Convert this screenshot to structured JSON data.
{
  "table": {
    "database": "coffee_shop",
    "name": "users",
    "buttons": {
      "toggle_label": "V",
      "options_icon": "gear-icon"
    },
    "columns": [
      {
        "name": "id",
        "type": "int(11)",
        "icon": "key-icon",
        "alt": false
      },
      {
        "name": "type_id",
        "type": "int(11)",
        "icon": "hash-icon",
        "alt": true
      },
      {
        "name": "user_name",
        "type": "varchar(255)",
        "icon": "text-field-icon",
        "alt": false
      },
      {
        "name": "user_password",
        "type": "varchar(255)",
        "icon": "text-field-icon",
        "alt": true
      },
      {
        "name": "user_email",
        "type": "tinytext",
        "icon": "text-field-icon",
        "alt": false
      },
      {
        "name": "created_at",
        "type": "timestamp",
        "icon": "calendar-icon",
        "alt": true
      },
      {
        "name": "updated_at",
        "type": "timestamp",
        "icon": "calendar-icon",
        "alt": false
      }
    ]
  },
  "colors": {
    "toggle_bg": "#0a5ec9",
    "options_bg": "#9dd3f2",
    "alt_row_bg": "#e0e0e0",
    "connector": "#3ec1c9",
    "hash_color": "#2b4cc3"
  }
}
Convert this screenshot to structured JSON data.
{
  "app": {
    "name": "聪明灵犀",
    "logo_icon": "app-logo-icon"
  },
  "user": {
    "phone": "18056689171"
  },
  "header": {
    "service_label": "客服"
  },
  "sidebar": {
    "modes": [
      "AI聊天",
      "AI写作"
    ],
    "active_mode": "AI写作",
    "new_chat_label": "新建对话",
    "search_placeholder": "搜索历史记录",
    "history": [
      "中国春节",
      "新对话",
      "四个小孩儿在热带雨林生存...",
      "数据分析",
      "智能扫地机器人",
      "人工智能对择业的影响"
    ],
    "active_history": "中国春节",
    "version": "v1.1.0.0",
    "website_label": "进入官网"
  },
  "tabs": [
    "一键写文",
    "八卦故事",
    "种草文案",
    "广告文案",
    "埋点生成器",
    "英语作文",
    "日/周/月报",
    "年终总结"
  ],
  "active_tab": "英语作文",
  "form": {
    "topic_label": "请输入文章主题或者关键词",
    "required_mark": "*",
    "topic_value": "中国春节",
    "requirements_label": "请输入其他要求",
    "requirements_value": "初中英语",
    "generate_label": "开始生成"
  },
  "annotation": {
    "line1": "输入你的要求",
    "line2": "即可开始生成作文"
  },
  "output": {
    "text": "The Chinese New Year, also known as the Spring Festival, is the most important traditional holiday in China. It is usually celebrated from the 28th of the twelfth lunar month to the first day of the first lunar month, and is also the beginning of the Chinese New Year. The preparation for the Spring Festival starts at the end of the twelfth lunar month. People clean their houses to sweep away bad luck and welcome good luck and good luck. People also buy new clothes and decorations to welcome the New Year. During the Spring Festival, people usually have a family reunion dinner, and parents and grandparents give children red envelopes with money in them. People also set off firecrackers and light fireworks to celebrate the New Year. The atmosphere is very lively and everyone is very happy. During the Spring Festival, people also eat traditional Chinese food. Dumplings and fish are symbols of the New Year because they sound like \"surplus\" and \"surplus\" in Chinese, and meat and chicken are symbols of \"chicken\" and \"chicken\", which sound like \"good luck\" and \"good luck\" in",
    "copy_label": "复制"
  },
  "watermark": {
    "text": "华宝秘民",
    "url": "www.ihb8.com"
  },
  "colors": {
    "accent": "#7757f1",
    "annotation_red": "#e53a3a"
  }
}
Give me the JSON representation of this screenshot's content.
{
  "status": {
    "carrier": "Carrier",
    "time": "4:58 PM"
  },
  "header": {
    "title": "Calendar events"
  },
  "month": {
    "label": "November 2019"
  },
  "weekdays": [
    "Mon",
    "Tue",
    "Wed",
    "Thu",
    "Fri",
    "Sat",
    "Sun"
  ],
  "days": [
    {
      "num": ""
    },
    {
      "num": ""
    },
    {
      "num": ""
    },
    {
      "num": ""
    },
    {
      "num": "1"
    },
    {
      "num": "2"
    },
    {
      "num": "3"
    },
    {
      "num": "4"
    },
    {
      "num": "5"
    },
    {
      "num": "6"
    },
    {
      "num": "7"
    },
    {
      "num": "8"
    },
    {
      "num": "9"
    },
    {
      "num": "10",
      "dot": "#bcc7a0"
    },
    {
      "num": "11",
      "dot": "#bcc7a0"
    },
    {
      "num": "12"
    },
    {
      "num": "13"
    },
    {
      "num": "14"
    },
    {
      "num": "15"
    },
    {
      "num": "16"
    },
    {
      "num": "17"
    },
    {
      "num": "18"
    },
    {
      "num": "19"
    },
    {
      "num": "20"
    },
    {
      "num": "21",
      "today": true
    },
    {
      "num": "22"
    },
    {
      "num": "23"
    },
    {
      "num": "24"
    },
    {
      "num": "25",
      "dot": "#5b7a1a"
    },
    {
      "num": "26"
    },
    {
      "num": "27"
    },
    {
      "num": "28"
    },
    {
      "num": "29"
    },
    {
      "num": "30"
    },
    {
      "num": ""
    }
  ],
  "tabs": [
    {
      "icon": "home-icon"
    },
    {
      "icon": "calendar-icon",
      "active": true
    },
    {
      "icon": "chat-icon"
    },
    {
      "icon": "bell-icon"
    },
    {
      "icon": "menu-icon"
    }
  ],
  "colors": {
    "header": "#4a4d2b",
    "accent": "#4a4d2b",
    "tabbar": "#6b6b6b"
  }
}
━━━━
Reproduce every line above without error.

Convert this screenshot to structured JSON data.
{
  "table": {
    "database": "coffee_shop",
    "name": "users",
    "buttons": {
      "toggle_label": "V",
      "options_icon": "gear-icon"
    },
    "columns": [
      {
        "name": "id",
        "type": "int(11)",
        "icon": "key-icon",
        "alt": false
      },
      {
        "name": "type_id",
        "type": "int(11)",
        "icon": "hash-icon",
        "alt": true
      },
      {
        "name": "user_name",
        "type": "varchar(255)",
        "icon": "text-field-icon",
        "alt": false
      },
      {
        "name": "user_password",
        "type": "varchar(255)",
        "icon": "text-field-icon",
        "alt": true
      },
      {
        "name": "user_email",
        "type": "tinytext",
        "icon": "text-field-icon",
        "alt": false
      },
      {
        "name": "created_at",
        "type": "timestamp",
        "icon": "calendar-icon",
        "alt": true
      },
      {
        "name": "updated_at",
        "type": "timestamp",
        "icon": "calendar-icon",
        "alt": false
      }
    ]
  },
  "colors": {
    "toggle_bg": "#0a5ec9",
    "options_bg": "#9dd3f2",
    "alt_row_bg": "#e0e0e0",
    "connector": "#3ec1c9",
    "hash_color": "#2b4cc3"
  }
}
Convert this screenshot to structured JSON data.
{
  "app": {
    "name": "聪明灵犀",
    "logo_icon": "app-logo-icon"
  },
  "user": {
    "phone": "18056689171"
  },
  "header": {
    "service_label": "客服"
  },
  "sidebar": {
    "modes": [
      "AI聊天",
      "AI写作"
    ],
    "active_mode": "AI写作",
    "new_chat_label": "新建对话",
    "search_placeholder": "搜索历史记录",
    "history": [
      "中国春节",
      "新对话",
      "四个小孩儿在热带雨林生存...",
      "数据分析",
      "智能扫地机器人",
      "人工智能对择业的影响"
    ],
    "active_history": "中国春节",
    "version": "v1.1.0.0",
    "website_label": "进入官网"
  },
  "tabs": [
    "一键写文",
    "八卦故事",
    "种草文案",
    "广告文案",
    "埋点生成器",
    "英语作文",
    "日/周/月报",
    "年终总结"
  ],
  "active_tab": "英语作文",
  "form": {
    "topic_label": "请输入文章主题或者关键词",
    "required_mark": "*",
    "topic_value": "中国春节",
    "requirements_label": "请输入其他要求",
    "requirements_value": "初中英语",
    "generate_label": "开始生成"
  },
  "annotation": {
    "line1": "输入你的要求",
    "line2": "即可开始生成作文"
  },
  "output": {
    "text": "The Chinese New Year, also known as the Spring Festival, is the most important traditional holiday in China. It is usually celebrated from the 28th of the twelfth lunar month to the first day of the first lunar month, and is also the beginning of the Chinese New Year. The preparation for the Spring Festival starts at the end of the twelfth lunar month. People clean their houses to sweep away bad luck and welcome good luck and good luck. People also buy new clothes and decorations to welcome the New Year. During the Spring Festival, people usually have a family reunion dinner, and parents and grandparents give children red envelopes with money in them. People also set off firecrackers and light fireworks to celebrate the New Year. The atmosphere is very lively and everyone is very happy. During the Spring Festival, people also eat traditional Chinese food. Dumplings and fish are symbols of the New Year because they sound like \"surplus\" and \"surplus\" in Chinese, and meat and chicken are symbols of \"chicken\" and \"chicken\", which sound like \"good luck\" and \"good luck\" in",
    "copy_label": "复制"
  },
  "watermark": {
    "text": "华宝秘民",
    "url": "www.ihb8.com"
  },
  "colors": {
    "accent": "#7757f1",
    "annotation_red": "#e53a3a"
  }
}
Give me the JSON representation of this screenshot's content.
{
  "status": {
    "carrier": "Carrier",
    "time": "4:58 PM"
  },
  "header": {
    "title": "Calendar events"
  },
  "month": {
    "label": "November 2019"
  },
  "weekdays": [
    "Mon",
    "Tue",
    "Wed",
    "Thu",
    "Fri",
    "Sat",
    "Sun"
  ],
  "days": [
    {
      "num": ""
    },
    {
      "num": ""
    },
    {
      "num": ""
    },
    {
      "num": ""
    },
    {
      "num": "1"
    },
    {
      "num": "2"
    },
    {
      "num": "3"
    },
    {
      "num": "4"
    },
    {
      "num": "5"
    },
    {
      "num": "6"
    },
    {
      "num": "7"
    },
    {
      "num": "8"
    },
    {
      "num": "9"
    },
    {
      "num": "10",
      "dot": "#bcc7a0"
    },
    {
      "num": "11",
      "dot": "#bcc7a0"
    },
    {
      "num": "12"
    },
    {
      "num": "13"
    },
    {
      "num": "14"
    },
    {
      "num": "15"
    },
    {
      "num": "16"
    },
    {
      "num": "17"
    },
    {
      "num": "18"
    },
    {
      "num": "19"
    },
    {
      "num": "20"
    },
    {
      "num": "21",
      "today": true
    },
    {
      "num": "22"
    },
    {
      "num": "23"
    },
    {
      "num": "24"
    },
    {
      "num": "25",
      "dot": "#5b7a1a"
    },
    {
      "num": "26"
    },
    {
      "num": "27"
    },
    {
      "num": "28"
    },
    {
      "num": "29"
    },
    {
      "num": "30"
    },
    {
      "num": ""
    }
  ],
  "tabs": [
    {
      "icon": "home-icon"
    },
    {
      "icon": "calendar-icon",
      "active": true
    },
    {
      "icon": "chat-icon"
    },
    {
      "icon": "bell-icon"
    },
    {
      "icon": "menu-icon"
    }
  ],
  "colors": {
    "header": "#4a4d2b",
    "accent": "#4a4d2b",
    "tabbar": "#6b6b6b"
  }
}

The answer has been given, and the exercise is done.